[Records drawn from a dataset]
-- Opening Marker --
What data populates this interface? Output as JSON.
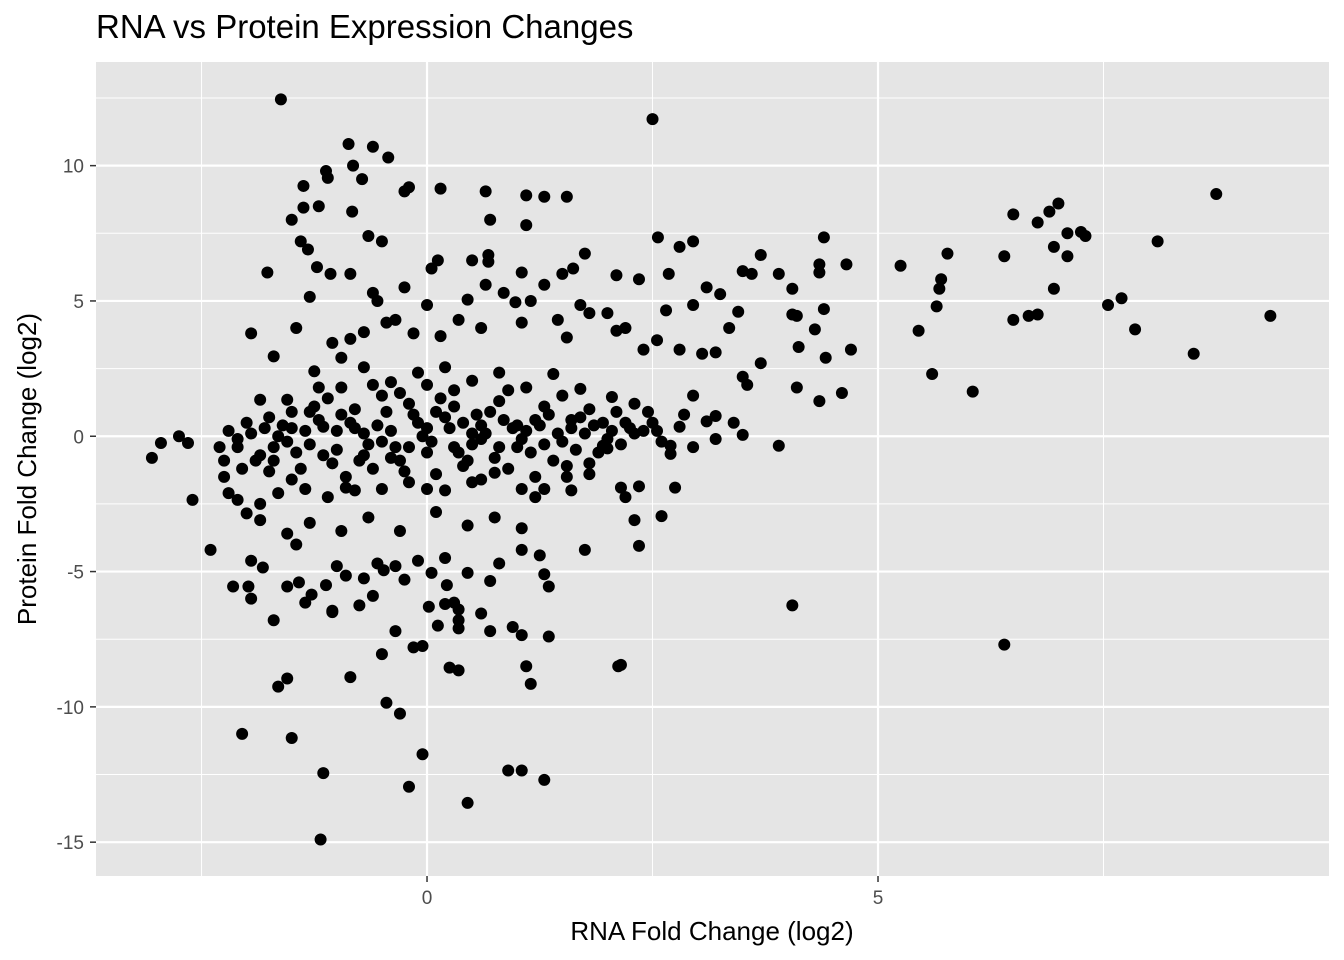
{
  "chart_data": {
    "type": "scatter",
    "title": "RNA vs Protein Expression Changes",
    "xlabel": "RNA Fold Change (log2)",
    "ylabel": "Protein Fold Change (log2)",
    "xlim": [
      -3.67,
      10.0
    ],
    "ylim": [
      -16.25,
      13.83
    ],
    "x_ticks": [
      0,
      5
    ],
    "x_tick_labels": [
      "0",
      "5"
    ],
    "y_ticks": [
      -15,
      -10,
      -5,
      0,
      5,
      10
    ],
    "y_tick_labels": [
      "-15",
      "-10",
      "-5",
      "0",
      "5",
      "10"
    ],
    "grid": true,
    "legend": "none",
    "colors": {
      "panel": "#e5e5e5",
      "grid": "#ffffff",
      "point": "#000000",
      "tick_text": "#4d4d4d"
    },
    "points": [
      [
        -1.62,
        12.45
      ],
      [
        2.5,
        11.72
      ],
      [
        -0.87,
        10.8
      ],
      [
        -0.6,
        10.7
      ],
      [
        -0.43,
        10.3
      ],
      [
        -0.82,
        10.0
      ],
      [
        -1.12,
        9.8
      ],
      [
        -1.1,
        9.55
      ],
      [
        -0.72,
        9.5
      ],
      [
        -1.37,
        9.25
      ],
      [
        -0.2,
        9.2
      ],
      [
        -0.25,
        9.05
      ],
      [
        0.15,
        9.15
      ],
      [
        0.65,
        9.05
      ],
      [
        1.1,
        8.9
      ],
      [
        1.3,
        8.85
      ],
      [
        1.55,
        8.85
      ],
      [
        -1.37,
        8.45
      ],
      [
        -1.2,
        8.5
      ],
      [
        -0.83,
        8.3
      ],
      [
        -1.5,
        8.0
      ],
      [
        0.7,
        8.0
      ],
      [
        1.1,
        7.8
      ],
      [
        -1.4,
        7.2
      ],
      [
        -1.32,
        6.9
      ],
      [
        -0.65,
        7.4
      ],
      [
        -0.5,
        7.2
      ],
      [
        2.56,
        7.35
      ],
      [
        2.8,
        7.0
      ],
      [
        2.95,
        7.2
      ],
      [
        -1.77,
        6.05
      ],
      [
        -1.22,
        6.25
      ],
      [
        -1.07,
        6.0
      ],
      [
        -0.85,
        6.0
      ],
      [
        0.05,
        6.2
      ],
      [
        0.12,
        6.5
      ],
      [
        0.5,
        6.5
      ],
      [
        0.68,
        6.7
      ],
      [
        0.68,
        6.45
      ],
      [
        1.05,
        6.05
      ],
      [
        1.5,
        6.0
      ],
      [
        1.62,
        6.2
      ],
      [
        1.75,
        6.75
      ],
      [
        2.1,
        5.95
      ],
      [
        2.35,
        5.8
      ],
      [
        2.68,
        6.0
      ],
      [
        3.5,
        6.1
      ],
      [
        3.6,
        6.0
      ],
      [
        3.7,
        6.7
      ],
      [
        3.9,
        6.0
      ],
      [
        4.35,
        6.35
      ],
      [
        4.4,
        7.35
      ],
      [
        4.35,
        6.05
      ],
      [
        4.65,
        6.35
      ],
      [
        5.25,
        6.3
      ],
      [
        5.7,
        5.8
      ],
      [
        5.77,
        6.75
      ],
      [
        6.4,
        6.65
      ],
      [
        6.5,
        8.2
      ],
      [
        6.77,
        7.9
      ],
      [
        6.9,
        8.3
      ],
      [
        7.0,
        8.6
      ],
      [
        6.95,
        7.0
      ],
      [
        7.1,
        7.5
      ],
      [
        7.1,
        6.65
      ],
      [
        7.25,
        7.55
      ],
      [
        7.3,
        7.4
      ],
      [
        8.1,
        7.2
      ],
      [
        8.75,
        8.95
      ],
      [
        7.7,
        5.1
      ],
      [
        7.55,
        4.85
      ],
      [
        7.85,
        3.95
      ],
      [
        8.5,
        3.05
      ],
      [
        9.35,
        4.45
      ],
      [
        6.95,
        5.45
      ],
      [
        6.5,
        4.3
      ],
      [
        6.67,
        4.45
      ],
      [
        6.77,
        4.5
      ],
      [
        5.45,
        3.9
      ],
      [
        5.65,
        4.8
      ],
      [
        5.68,
        5.45
      ],
      [
        5.6,
        2.3
      ],
      [
        6.05,
        1.65
      ],
      [
        4.05,
        4.5
      ],
      [
        4.05,
        5.45
      ],
      [
        4.1,
        4.45
      ],
      [
        4.3,
        3.95
      ],
      [
        4.4,
        4.7
      ],
      [
        4.42,
        2.9
      ],
      [
        4.12,
        3.3
      ],
      [
        4.1,
        1.8
      ],
      [
        4.35,
        1.3
      ],
      [
        4.6,
        1.6
      ],
      [
        4.7,
        3.2
      ],
      [
        3.9,
        -0.35
      ],
      [
        4.05,
        -6.25
      ],
      [
        6.4,
        -7.7
      ],
      [
        -3.05,
        -0.8
      ],
      [
        -2.95,
        -0.25
      ],
      [
        -2.75,
        0.0
      ],
      [
        -2.65,
        -0.25
      ],
      [
        -2.6,
        -2.35
      ],
      [
        -2.4,
        -4.2
      ],
      [
        -2.25,
        -1.5
      ],
      [
        -2.2,
        -2.1
      ],
      [
        -2.1,
        -2.35
      ],
      [
        -2.15,
        -5.55
      ],
      [
        -1.98,
        -5.55
      ],
      [
        -1.95,
        -4.6
      ],
      [
        -1.95,
        -6.0
      ],
      [
        -1.82,
        -4.85
      ],
      [
        -1.7,
        -6.8
      ],
      [
        -1.55,
        -5.55
      ],
      [
        -1.45,
        -4.0
      ],
      [
        -1.42,
        -5.4
      ],
      [
        -1.28,
        -5.85
      ],
      [
        -1.35,
        -6.15
      ],
      [
        -1.12,
        -5.5
      ],
      [
        -1.05,
        -6.5
      ],
      [
        -1.0,
        -4.8
      ],
      [
        -0.9,
        -5.15
      ],
      [
        -0.7,
        -5.25
      ],
      [
        -0.6,
        -5.9
      ],
      [
        -0.48,
        -4.95
      ],
      [
        -0.55,
        -4.7
      ],
      [
        -0.35,
        -4.8
      ],
      [
        -0.25,
        -5.3
      ],
      [
        -0.1,
        -4.6
      ],
      [
        0.05,
        -5.05
      ],
      [
        0.2,
        -4.5
      ],
      [
        0.22,
        -5.5
      ],
      [
        0.45,
        -5.05
      ],
      [
        0.7,
        -5.35
      ],
      [
        0.8,
        -4.7
      ],
      [
        1.05,
        -4.2
      ],
      [
        1.25,
        -4.4
      ],
      [
        1.3,
        -5.1
      ],
      [
        1.35,
        -5.55
      ],
      [
        1.75,
        -4.2
      ],
      [
        0.2,
        -6.2
      ],
      [
        0.12,
        -7.0
      ],
      [
        0.3,
        -6.15
      ],
      [
        0.35,
        -6.4
      ],
      [
        0.35,
        -6.8
      ],
      [
        0.35,
        -7.1
      ],
      [
        0.02,
        -6.3
      ],
      [
        0.6,
        -6.55
      ],
      [
        0.7,
        -7.2
      ],
      [
        0.95,
        -7.05
      ],
      [
        1.05,
        -7.35
      ],
      [
        1.35,
        -7.4
      ],
      [
        1.1,
        -8.5
      ],
      [
        1.15,
        -9.15
      ],
      [
        -0.05,
        -7.75
      ],
      [
        -0.15,
        -7.8
      ],
      [
        -0.35,
        -7.2
      ],
      [
        -0.5,
        -8.05
      ],
      [
        -0.75,
        -6.25
      ],
      [
        -1.05,
        -6.45
      ],
      [
        -0.85,
        -8.9
      ],
      [
        -1.55,
        -8.95
      ],
      [
        -1.65,
        -9.25
      ],
      [
        -2.05,
        -11.0
      ],
      [
        -1.5,
        -11.15
      ],
      [
        -1.15,
        -12.45
      ],
      [
        -0.45,
        -9.85
      ],
      [
        -0.3,
        -10.25
      ],
      [
        -0.05,
        -11.75
      ],
      [
        -0.2,
        -12.95
      ],
      [
        0.35,
        -8.65
      ],
      [
        0.25,
        -8.55
      ],
      [
        1.05,
        -12.35
      ],
      [
        0.9,
        -12.35
      ],
      [
        1.3,
        -12.7
      ],
      [
        0.45,
        -13.55
      ],
      [
        -1.18,
        -14.9
      ],
      [
        2.15,
        -8.45
      ],
      [
        2.12,
        -8.5
      ],
      [
        2.3,
        -3.1
      ],
      [
        2.35,
        -4.05
      ],
      [
        2.2,
        -2.25
      ],
      [
        2.15,
        -1.9
      ],
      [
        2.35,
        -1.85
      ],
      [
        2.6,
        -2.95
      ],
      [
        2.75,
        -1.9
      ],
      [
        -1.95,
        3.8
      ],
      [
        -1.85,
        1.35
      ],
      [
        -1.7,
        2.95
      ],
      [
        -1.45,
        4.0
      ],
      [
        -1.3,
        5.15
      ],
      [
        -1.05,
        3.45
      ],
      [
        -0.95,
        2.9
      ],
      [
        -0.85,
        3.6
      ],
      [
        -0.7,
        3.85
      ],
      [
        -0.6,
        5.3
      ],
      [
        -0.55,
        5.0
      ],
      [
        -0.45,
        4.2
      ],
      [
        -0.35,
        4.3
      ],
      [
        -0.25,
        5.5
      ],
      [
        -0.15,
        3.8
      ],
      [
        0.0,
        4.85
      ],
      [
        0.15,
        3.7
      ],
      [
        0.35,
        4.3
      ],
      [
        0.45,
        5.05
      ],
      [
        0.6,
        4.0
      ],
      [
        0.65,
        5.6
      ],
      [
        0.85,
        5.3
      ],
      [
        0.98,
        4.95
      ],
      [
        1.05,
        4.2
      ],
      [
        1.15,
        5.0
      ],
      [
        1.3,
        5.6
      ],
      [
        1.45,
        4.3
      ],
      [
        1.55,
        3.65
      ],
      [
        1.7,
        4.85
      ],
      [
        1.8,
        4.55
      ],
      [
        2.0,
        4.55
      ],
      [
        2.1,
        3.9
      ],
      [
        2.2,
        4.0
      ],
      [
        2.4,
        3.2
      ],
      [
        2.55,
        3.55
      ],
      [
        2.65,
        4.65
      ],
      [
        2.8,
        3.2
      ],
      [
        2.95,
        4.85
      ],
      [
        3.1,
        5.5
      ],
      [
        3.25,
        5.25
      ],
      [
        3.35,
        4.0
      ],
      [
        3.2,
        3.1
      ],
      [
        3.05,
        3.05
      ],
      [
        3.45,
        4.6
      ],
      [
        3.5,
        2.2
      ],
      [
        3.55,
        1.9
      ],
      [
        3.7,
        2.7
      ],
      [
        2.95,
        1.5
      ],
      [
        2.85,
        0.8
      ],
      [
        2.8,
        0.35
      ],
      [
        2.95,
        -0.4
      ],
      [
        3.1,
        0.55
      ],
      [
        3.2,
        -0.1
      ],
      [
        3.4,
        0.5
      ],
      [
        3.5,
        0.05
      ],
      [
        3.2,
        0.75
      ],
      [
        2.7,
        -0.35
      ],
      [
        2.7,
        -0.65
      ],
      [
        2.45,
        0.9
      ],
      [
        2.55,
        0.2
      ],
      [
        2.25,
        0.3
      ],
      [
        2.0,
        -0.45
      ],
      [
        1.95,
        -0.35
      ],
      [
        1.8,
        -1.0
      ],
      [
        1.55,
        -1.5
      ],
      [
        1.6,
        -2.0
      ],
      [
        1.3,
        -1.95
      ],
      [
        1.2,
        -2.25
      ],
      [
        1.05,
        -1.95
      ],
      [
        0.75,
        -1.35
      ],
      [
        0.5,
        -1.7
      ],
      [
        0.2,
        -2.0
      ],
      [
        0.0,
        -1.95
      ],
      [
        -0.2,
        -1.7
      ],
      [
        -0.5,
        -1.95
      ],
      [
        -0.8,
        -2.0
      ],
      [
        -1.1,
        -2.25
      ],
      [
        -1.35,
        -1.95
      ],
      [
        -1.65,
        -2.1
      ],
      [
        -1.85,
        -2.5
      ],
      [
        -2.0,
        -2.85
      ],
      [
        -2.25,
        -0.9
      ],
      [
        -2.1,
        -0.4
      ],
      [
        -1.95,
        0.1
      ],
      [
        -1.75,
        0.7
      ],
      [
        -1.55,
        1.35
      ],
      [
        -1.25,
        2.4
      ],
      [
        -0.95,
        1.8
      ],
      [
        -0.7,
        2.55
      ],
      [
        -0.4,
        2.0
      ],
      [
        -0.1,
        2.35
      ],
      [
        0.2,
        2.55
      ],
      [
        0.5,
        2.05
      ],
      [
        0.8,
        2.35
      ],
      [
        1.1,
        1.8
      ],
      [
        1.4,
        2.3
      ],
      [
        1.7,
        1.75
      ],
      [
        2.05,
        1.45
      ],
      [
        2.3,
        1.2
      ],
      [
        -1.3,
        -3.2
      ],
      [
        -0.95,
        -3.5
      ],
      [
        -0.65,
        -3.0
      ],
      [
        -0.3,
        -3.5
      ],
      [
        0.1,
        -2.8
      ],
      [
        0.45,
        -3.3
      ],
      [
        0.75,
        -3.0
      ],
      [
        1.05,
        -3.4
      ],
      [
        -1.55,
        -3.6
      ],
      [
        -1.85,
        -3.1
      ],
      [
        -2.1,
        -0.1
      ],
      [
        -1.85,
        -0.7
      ],
      [
        -1.6,
        0.4
      ],
      [
        -1.4,
        -1.2
      ],
      [
        -1.2,
        0.6
      ],
      [
        -1.0,
        -0.5
      ],
      [
        -0.8,
        1.0
      ],
      [
        -0.6,
        -1.2
      ],
      [
        -0.4,
        0.2
      ],
      [
        -0.2,
        1.2
      ],
      [
        0.0,
        -0.6
      ],
      [
        0.2,
        0.7
      ],
      [
        0.4,
        -1.1
      ],
      [
        0.6,
        0.4
      ],
      [
        0.8,
        1.3
      ],
      [
        1.0,
        -0.4
      ],
      [
        1.2,
        0.6
      ],
      [
        1.4,
        -0.9
      ],
      [
        1.6,
        0.3
      ],
      [
        1.8,
        1.0
      ],
      [
        2.0,
        -0.1
      ],
      [
        2.2,
        0.5
      ],
      [
        -2.0,
        0.5
      ],
      [
        -1.75,
        -1.3
      ],
      [
        -1.5,
        0.9
      ],
      [
        -1.3,
        -0.3
      ],
      [
        -1.1,
        1.4
      ],
      [
        -0.9,
        -1.5
      ],
      [
        -0.7,
        0.1
      ],
      [
        -0.5,
        1.5
      ],
      [
        -0.3,
        -0.9
      ],
      [
        -0.1,
        0.5
      ],
      [
        0.1,
        -1.4
      ],
      [
        0.3,
        1.1
      ],
      [
        0.5,
        -0.3
      ],
      [
        0.7,
        0.9
      ],
      [
        0.9,
        -1.2
      ],
      [
        1.1,
        0.2
      ],
      [
        1.3,
        1.1
      ],
      [
        1.5,
        -0.2
      ],
      [
        1.7,
        0.7
      ],
      [
        1.9,
        -0.6
      ],
      [
        2.1,
        0.9
      ],
      [
        2.3,
        0.1
      ],
      [
        -1.9,
        -0.9
      ],
      [
        -1.65,
        0.0
      ],
      [
        -1.45,
        -0.6
      ],
      [
        -1.25,
        1.1
      ],
      [
        -1.05,
        -1.0
      ],
      [
        -0.85,
        0.5
      ],
      [
        -0.65,
        -0.3
      ],
      [
        -0.45,
        0.9
      ],
      [
        -0.25,
        -1.3
      ],
      [
        -0.05,
        0.0
      ],
      [
        0.15,
        1.4
      ],
      [
        0.35,
        -0.6
      ],
      [
        0.55,
        0.8
      ],
      [
        0.75,
        -0.8
      ],
      [
        0.95,
        0.3
      ],
      [
        1.15,
        -0.6
      ],
      [
        1.35,
        0.8
      ],
      [
        1.55,
        -1.1
      ],
      [
        1.75,
        0.1
      ],
      [
        1.95,
        0.5
      ],
      [
        2.15,
        -0.3
      ],
      [
        2.4,
        0.2
      ],
      [
        -1.8,
        0.3
      ],
      [
        -1.55,
        -0.2
      ],
      [
        -1.35,
        0.2
      ],
      [
        -1.15,
        -0.7
      ],
      [
        -0.95,
        0.8
      ],
      [
        -0.75,
        -0.9
      ],
      [
        -0.55,
        0.4
      ],
      [
        -0.35,
        -0.4
      ],
      [
        -0.15,
        0.8
      ],
      [
        0.05,
        -0.2
      ],
      [
        0.25,
        0.3
      ],
      [
        0.45,
        -0.9
      ],
      [
        0.65,
        0.1
      ],
      [
        0.85,
        0.6
      ],
      [
        1.05,
        -0.1
      ],
      [
        1.25,
        0.4
      ],
      [
        1.45,
        0.1
      ],
      [
        1.65,
        -0.5
      ],
      [
        1.85,
        0.4
      ],
      [
        2.05,
        0.2
      ],
      [
        -2.3,
        -0.4
      ],
      [
        -2.2,
        0.2
      ],
      [
        -2.05,
        -1.2
      ],
      [
        -1.7,
        -0.4
      ],
      [
        -1.5,
        -1.6
      ],
      [
        -1.2,
        1.8
      ],
      [
        -0.9,
        -1.9
      ],
      [
        -0.6,
        1.9
      ],
      [
        -0.3,
        1.6
      ],
      [
        0.0,
        1.9
      ],
      [
        0.3,
        1.7
      ],
      [
        0.6,
        -1.6
      ],
      [
        0.9,
        1.7
      ],
      [
        1.2,
        -1.5
      ],
      [
        1.5,
        1.5
      ],
      [
        1.8,
        -1.4
      ],
      [
        2.5,
        0.5
      ],
      [
        2.6,
        -0.2
      ],
      [
        -1.0,
        0.2
      ],
      [
        -0.5,
        -0.2
      ],
      [
        0.0,
        0.3
      ],
      [
        0.5,
        0.1
      ],
      [
        1.0,
        0.4
      ],
      [
        -1.5,
        0.3
      ],
      [
        -0.7,
        -0.7
      ],
      [
        0.3,
        -0.4
      ],
      [
        0.8,
        -0.4
      ],
      [
        -0.2,
        -0.4
      ],
      [
        -1.7,
        -0.9
      ],
      [
        -1.3,
        0.9
      ],
      [
        0.1,
        0.9
      ],
      [
        0.6,
        -0.1
      ],
      [
        1.3,
        -0.3
      ],
      [
        -0.4,
        -0.8
      ],
      [
        -0.8,
        0.3
      ],
      [
        0.4,
        0.5
      ],
      [
        -1.15,
        0.35
      ],
      [
        1.6,
        0.6
      ]
    ]
  }
}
-- Closing Marker --
Search the data above for the word "Fold". Copy each line it is in.

    "xlabel": "RNA Fold Change (log2)",
    "ylabel": "Protein Fold Change (log2)",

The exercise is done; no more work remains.